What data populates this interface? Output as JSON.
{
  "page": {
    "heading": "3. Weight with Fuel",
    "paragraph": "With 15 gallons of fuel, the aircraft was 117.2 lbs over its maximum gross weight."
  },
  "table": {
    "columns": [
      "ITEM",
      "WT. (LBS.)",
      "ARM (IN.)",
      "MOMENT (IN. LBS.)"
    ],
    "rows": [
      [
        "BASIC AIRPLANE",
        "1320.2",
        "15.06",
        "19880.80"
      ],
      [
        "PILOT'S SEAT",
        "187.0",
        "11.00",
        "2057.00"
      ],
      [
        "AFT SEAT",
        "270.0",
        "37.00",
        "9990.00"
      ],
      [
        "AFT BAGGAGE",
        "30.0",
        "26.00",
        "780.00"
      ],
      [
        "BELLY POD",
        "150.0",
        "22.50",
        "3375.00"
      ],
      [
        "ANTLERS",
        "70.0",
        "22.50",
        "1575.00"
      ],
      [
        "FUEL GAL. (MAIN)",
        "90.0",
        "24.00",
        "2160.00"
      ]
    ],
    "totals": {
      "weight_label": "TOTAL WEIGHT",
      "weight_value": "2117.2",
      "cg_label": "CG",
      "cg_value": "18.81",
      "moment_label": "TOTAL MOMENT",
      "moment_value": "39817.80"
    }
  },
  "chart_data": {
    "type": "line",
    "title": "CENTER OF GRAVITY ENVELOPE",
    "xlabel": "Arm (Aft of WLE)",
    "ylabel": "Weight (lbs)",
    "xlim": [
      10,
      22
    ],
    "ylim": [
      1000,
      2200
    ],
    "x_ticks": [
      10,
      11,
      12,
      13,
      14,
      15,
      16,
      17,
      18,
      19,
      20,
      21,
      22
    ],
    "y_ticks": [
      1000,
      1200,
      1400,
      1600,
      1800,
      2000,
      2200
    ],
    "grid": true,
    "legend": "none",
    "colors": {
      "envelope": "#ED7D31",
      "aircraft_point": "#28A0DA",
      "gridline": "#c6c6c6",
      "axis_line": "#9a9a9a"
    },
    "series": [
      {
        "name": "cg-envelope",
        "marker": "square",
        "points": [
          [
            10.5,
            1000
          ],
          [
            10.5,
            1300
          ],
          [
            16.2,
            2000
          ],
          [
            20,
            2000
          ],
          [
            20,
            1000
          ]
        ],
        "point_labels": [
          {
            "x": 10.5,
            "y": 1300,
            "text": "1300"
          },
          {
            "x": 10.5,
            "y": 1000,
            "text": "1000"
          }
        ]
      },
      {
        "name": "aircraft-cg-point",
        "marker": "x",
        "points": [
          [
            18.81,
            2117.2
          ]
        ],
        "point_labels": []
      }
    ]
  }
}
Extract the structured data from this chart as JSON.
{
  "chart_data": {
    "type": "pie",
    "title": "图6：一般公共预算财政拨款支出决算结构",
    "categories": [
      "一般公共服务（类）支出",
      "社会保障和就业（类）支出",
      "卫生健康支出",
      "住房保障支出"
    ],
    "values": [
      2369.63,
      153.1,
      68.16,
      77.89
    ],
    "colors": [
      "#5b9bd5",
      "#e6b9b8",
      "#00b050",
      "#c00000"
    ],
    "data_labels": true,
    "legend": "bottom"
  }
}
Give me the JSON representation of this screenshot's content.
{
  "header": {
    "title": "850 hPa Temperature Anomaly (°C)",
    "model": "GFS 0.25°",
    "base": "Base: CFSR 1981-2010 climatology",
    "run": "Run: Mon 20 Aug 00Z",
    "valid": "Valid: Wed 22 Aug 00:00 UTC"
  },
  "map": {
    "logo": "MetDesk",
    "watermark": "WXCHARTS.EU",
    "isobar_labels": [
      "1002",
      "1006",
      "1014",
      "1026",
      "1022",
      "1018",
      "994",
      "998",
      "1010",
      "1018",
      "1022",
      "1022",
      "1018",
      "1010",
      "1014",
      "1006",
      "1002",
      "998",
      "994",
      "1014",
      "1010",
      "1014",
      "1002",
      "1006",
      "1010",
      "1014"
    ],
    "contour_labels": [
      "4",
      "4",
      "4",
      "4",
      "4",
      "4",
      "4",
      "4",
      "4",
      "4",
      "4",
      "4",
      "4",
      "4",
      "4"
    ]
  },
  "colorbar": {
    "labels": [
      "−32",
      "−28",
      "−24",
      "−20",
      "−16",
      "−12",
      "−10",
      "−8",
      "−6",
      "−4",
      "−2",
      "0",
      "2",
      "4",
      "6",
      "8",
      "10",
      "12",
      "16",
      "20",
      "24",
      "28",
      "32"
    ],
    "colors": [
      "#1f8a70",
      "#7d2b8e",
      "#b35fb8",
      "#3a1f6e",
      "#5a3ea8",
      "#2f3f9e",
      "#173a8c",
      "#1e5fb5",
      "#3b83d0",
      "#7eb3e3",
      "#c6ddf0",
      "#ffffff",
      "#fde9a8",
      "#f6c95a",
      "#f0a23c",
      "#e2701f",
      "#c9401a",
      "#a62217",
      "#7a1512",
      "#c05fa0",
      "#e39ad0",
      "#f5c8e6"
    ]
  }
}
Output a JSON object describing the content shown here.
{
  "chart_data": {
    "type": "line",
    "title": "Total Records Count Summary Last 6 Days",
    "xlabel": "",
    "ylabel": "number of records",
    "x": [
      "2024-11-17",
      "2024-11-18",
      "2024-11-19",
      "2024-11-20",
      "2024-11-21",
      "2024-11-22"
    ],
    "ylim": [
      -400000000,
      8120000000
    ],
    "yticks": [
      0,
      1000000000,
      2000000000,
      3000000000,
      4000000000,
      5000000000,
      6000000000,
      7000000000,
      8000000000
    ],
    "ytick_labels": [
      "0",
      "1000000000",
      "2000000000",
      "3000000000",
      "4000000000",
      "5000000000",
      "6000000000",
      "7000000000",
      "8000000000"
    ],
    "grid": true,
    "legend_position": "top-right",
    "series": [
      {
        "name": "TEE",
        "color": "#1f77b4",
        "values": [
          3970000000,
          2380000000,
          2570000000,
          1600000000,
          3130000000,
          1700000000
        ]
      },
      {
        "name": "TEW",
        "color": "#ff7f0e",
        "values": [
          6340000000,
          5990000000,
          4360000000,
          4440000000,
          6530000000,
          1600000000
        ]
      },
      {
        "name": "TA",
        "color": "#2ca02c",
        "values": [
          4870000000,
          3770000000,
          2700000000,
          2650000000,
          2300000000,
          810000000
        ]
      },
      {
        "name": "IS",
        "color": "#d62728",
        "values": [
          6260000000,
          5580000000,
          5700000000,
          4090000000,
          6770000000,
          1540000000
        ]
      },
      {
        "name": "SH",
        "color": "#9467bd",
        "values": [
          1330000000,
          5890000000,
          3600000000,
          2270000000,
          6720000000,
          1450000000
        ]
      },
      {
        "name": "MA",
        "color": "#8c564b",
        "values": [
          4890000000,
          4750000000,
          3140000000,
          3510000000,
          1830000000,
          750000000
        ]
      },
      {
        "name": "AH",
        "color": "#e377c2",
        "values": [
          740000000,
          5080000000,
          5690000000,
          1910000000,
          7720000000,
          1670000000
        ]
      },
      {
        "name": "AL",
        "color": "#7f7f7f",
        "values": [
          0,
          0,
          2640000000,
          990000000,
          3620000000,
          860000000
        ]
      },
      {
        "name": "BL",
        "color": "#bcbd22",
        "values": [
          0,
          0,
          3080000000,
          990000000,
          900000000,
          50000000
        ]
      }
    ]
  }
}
■ ■ ■ ■
**Directions for this task**: Show all lines from the data above in which the word "name" appears.

**Solved problem**:
        "name": "cg-envelope",
        "name": "aircraft-cg-point",
        "name": "TEE",
        "name": "TEW",
        "name": "TA",
        "name": "IS",
        "name": "SH",
        "name": "MA",
        "name": "AH",
        "name": "AL",
        "name": "BL",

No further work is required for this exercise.